> [WHAT YOU WILL DO]:
Go through the listing below and list every line with "October".

> [ENTRIES]:
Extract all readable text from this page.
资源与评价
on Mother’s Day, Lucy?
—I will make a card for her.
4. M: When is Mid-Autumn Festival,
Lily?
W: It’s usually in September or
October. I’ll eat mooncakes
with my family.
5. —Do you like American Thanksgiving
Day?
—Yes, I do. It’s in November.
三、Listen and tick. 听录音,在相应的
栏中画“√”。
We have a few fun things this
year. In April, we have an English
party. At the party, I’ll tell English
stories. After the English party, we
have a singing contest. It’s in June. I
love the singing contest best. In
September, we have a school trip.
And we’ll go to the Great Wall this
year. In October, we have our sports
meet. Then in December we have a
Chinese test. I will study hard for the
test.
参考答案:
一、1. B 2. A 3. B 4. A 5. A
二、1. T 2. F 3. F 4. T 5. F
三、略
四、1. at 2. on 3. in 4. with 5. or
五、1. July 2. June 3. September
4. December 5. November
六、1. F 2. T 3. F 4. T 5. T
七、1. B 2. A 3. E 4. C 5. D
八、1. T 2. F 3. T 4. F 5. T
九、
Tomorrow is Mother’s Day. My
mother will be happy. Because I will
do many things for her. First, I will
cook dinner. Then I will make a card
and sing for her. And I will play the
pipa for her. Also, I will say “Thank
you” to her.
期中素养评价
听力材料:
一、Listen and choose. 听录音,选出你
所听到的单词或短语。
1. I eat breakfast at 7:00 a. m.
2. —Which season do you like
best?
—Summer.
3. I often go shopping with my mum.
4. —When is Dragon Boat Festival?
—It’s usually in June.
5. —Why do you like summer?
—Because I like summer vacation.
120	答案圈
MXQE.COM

> [RIGHT ANSWER]:
October. I’ll eat mooncakes
year. In October, we have our sports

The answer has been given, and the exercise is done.